Text block>

These and other features, aspects, and advantages of various embodiments of the present disclosure will become better understood with reference to the following description and appended claims. The accompanying drawings, which are incorporated in and constitute a part of this specification, illustrate example embodiments of the present disclosure and, together with the description, serve to explain the related principles.
Detailed discussion of embodiments directed to one of ordinary skill in the art is set forth in the specification, which makes reference to the appended FIGs., in which:
Reference numerals that are repeated across plural FIG.s are intended to identify the same features in various implementations.
Generally, the present disclosure is directed to a scalable and cost-efficient storage architecture for large-scale datasets, such as Internet-scale datasets that include very large numbers (e.g., billions) of data elements. More particularly, the present disclosure relates to a bifurcated storage architecture that includes a first data index stored by a first set of storage media and a second data index stored by a second set of storage media, where the first set of storage media has a lower latency than the second set of storage media.

Data shown>
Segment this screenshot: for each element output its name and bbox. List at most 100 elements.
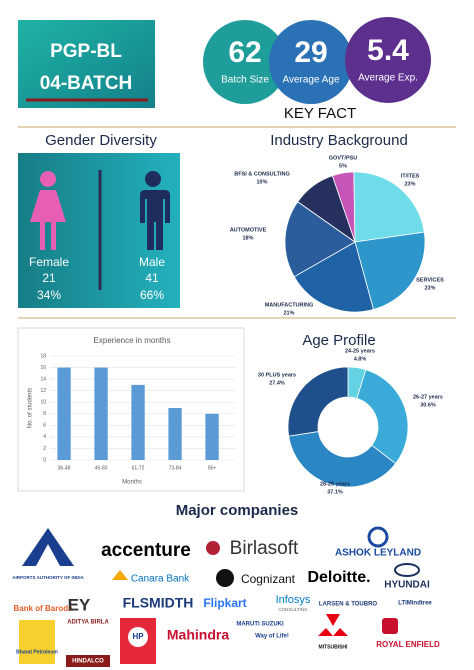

Required work>
Answer these about the storage architecture excerpt:
1. What are reference numerals repeated across plural FIGs. intended to identify?
2. What example is given for the very large numbers of data elements?
3. Which set of storage media has the lower latency?
This data comes from a source unrelated to the storage architecture excerpt.

Final answer>
1. The same features in various implementations.
2. Billions.
3. The first set of storage media.